TEXT EXCERPT
● ● ● ●
12.11.2014 — 15.11.2014
Inaugural exhibition debuting at the 2015 edition of the Rencontres d’Arles.
“Photography is generally defined as the art of creating images by means of light. The photographer is thus, to some extent, someone who paints with light. We may, however, find him constantly juggling with shadow in order to bring the image truly to life, to infuse it with an intensity even more dazzling than that of the light itself, thus revealing the hidden face of reality to the viewer. This is really the central drama of this work; its principal character is the Congo, my country of origin, a country I can revisit in these photographs. Paolo and Alex have succeeded in etching true authenticity onto these images, characters, and protagonists, onto bizarre objects and the environment, even onto a particular atmosphere, which is not perceptible at first. This cannot have been an easy task. Should they look down on the Congo from above, or melt into the background, blending into the local population and letting them live real lives, expressing themselves as though the camera lens wasn’t pointing at them? By resisting the temptation to overstate, Majoli and Pellegrin have given me the sense of being a “foreigner” in my own country, revealing a different Congo to me, one I had not and never would have expected to find. They have avoided the pitfalls one usually finds when the Western eye, turned on Africa, focuses on anthropological reportage or on relating an exotic journey, embellished with carefully chosen photos to satisfy the need for adventure and escape.
● ● ● ●
MATERIAL
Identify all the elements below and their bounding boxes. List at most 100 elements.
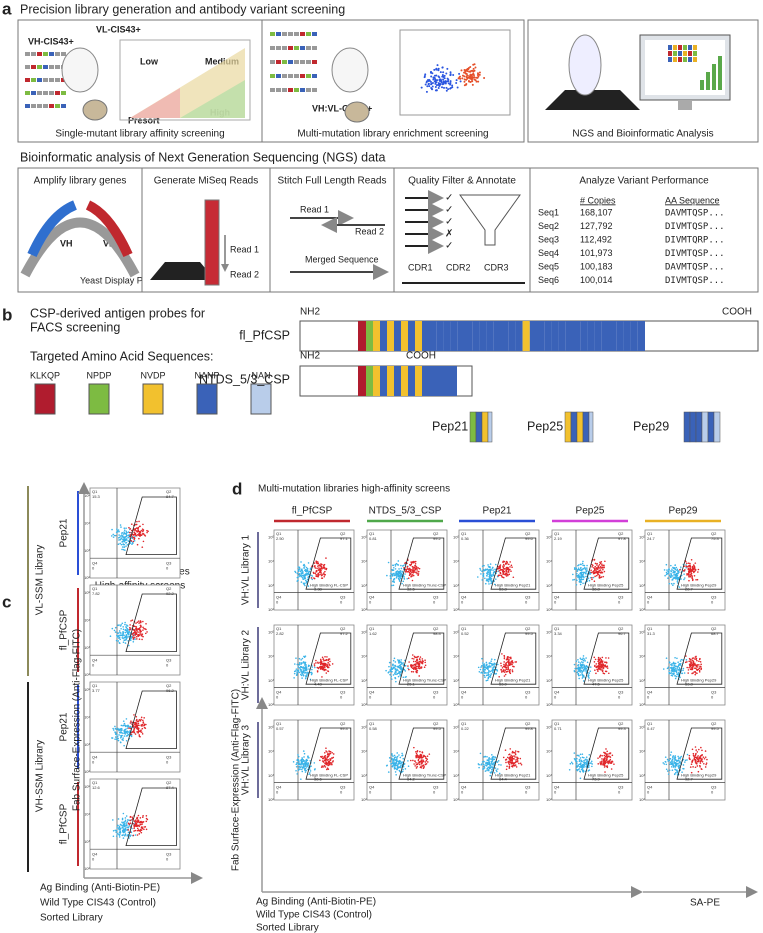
● ● ● ●
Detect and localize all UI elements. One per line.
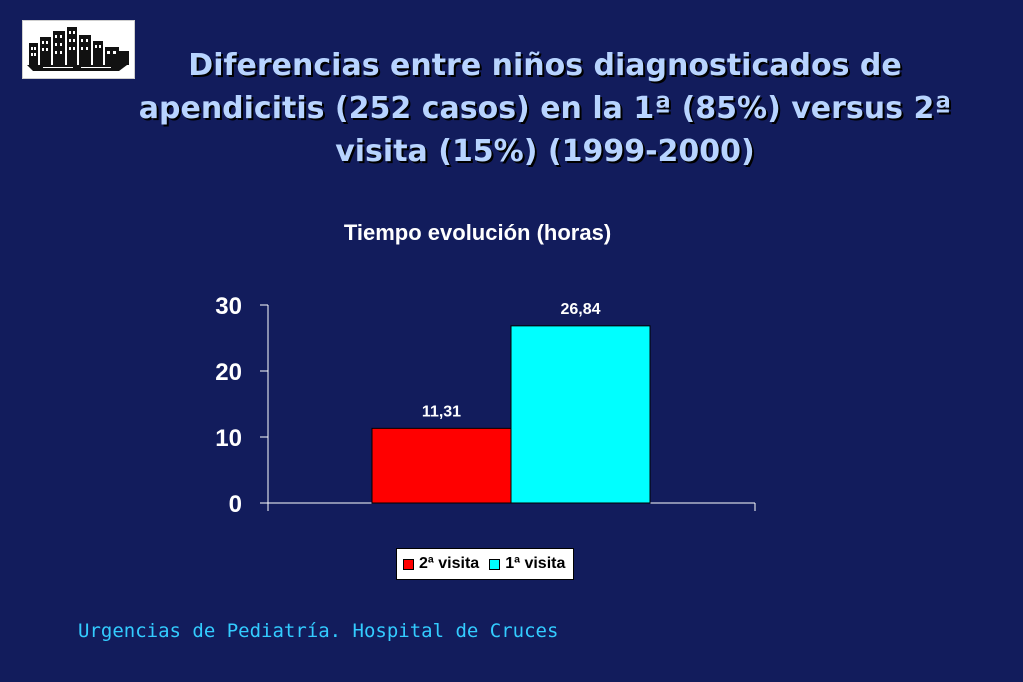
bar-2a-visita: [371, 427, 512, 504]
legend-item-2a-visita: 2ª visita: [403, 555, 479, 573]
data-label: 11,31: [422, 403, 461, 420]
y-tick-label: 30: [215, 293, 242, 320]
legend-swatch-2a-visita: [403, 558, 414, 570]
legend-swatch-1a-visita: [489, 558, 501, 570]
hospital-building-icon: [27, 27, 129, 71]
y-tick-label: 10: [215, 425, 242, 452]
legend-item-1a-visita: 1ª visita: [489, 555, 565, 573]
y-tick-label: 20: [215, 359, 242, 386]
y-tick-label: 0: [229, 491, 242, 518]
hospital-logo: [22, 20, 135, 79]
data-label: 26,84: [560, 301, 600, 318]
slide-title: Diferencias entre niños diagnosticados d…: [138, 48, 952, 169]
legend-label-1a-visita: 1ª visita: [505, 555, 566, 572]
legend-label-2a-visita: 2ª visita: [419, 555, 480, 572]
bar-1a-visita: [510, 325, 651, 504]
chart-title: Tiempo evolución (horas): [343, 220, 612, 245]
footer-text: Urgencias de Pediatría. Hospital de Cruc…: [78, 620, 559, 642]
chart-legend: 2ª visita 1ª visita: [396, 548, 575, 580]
● ● ● ●
EXERCISE REQUIREMENTS
1. In the exhibition text about the Congo photographs, list everything it says Paolo and Alex succeeded in etching true authenticity onto.
2. Carry on the exhibition text about the Congo photographs, starting right after its last sentence.

EXPECTED ANSWERS
1.
- these images
- characters
- protagonists
- bizarre objects
- the environment
- a particular atmosphere

2.
Majoli and Pellegrin confirm our sense that true photography should take things that are distant —that is to say, without interest—and restore to them their autonomous existence and particular meaning. True photography should proceed with a certain reticence, without indulging in selfcensorship. This is the fine balance that this work achieves. I can well imagine the photographers’ journeys in pursuit of exactly the right image, their discussions with local people, gaining their confidence. I imagine, too, that for the duration of this project they must have become full-time “Congolese,” living with the people in cities and in villages, sharing their joys and sorrows, crossing rivers in flood, stepping over public garbage bins, mingling with crowds of wildly excited children, roaming the banks of tributaries and streams, watching the endurance of the river dockworkers. The result is always true: there is always emotion here, often a poignant emotion, in the images of certain buildings standing sinister and empty, or of worn-out vehicles abandoned at the roadside, or of a tree trunk sawn down by a determined hand…”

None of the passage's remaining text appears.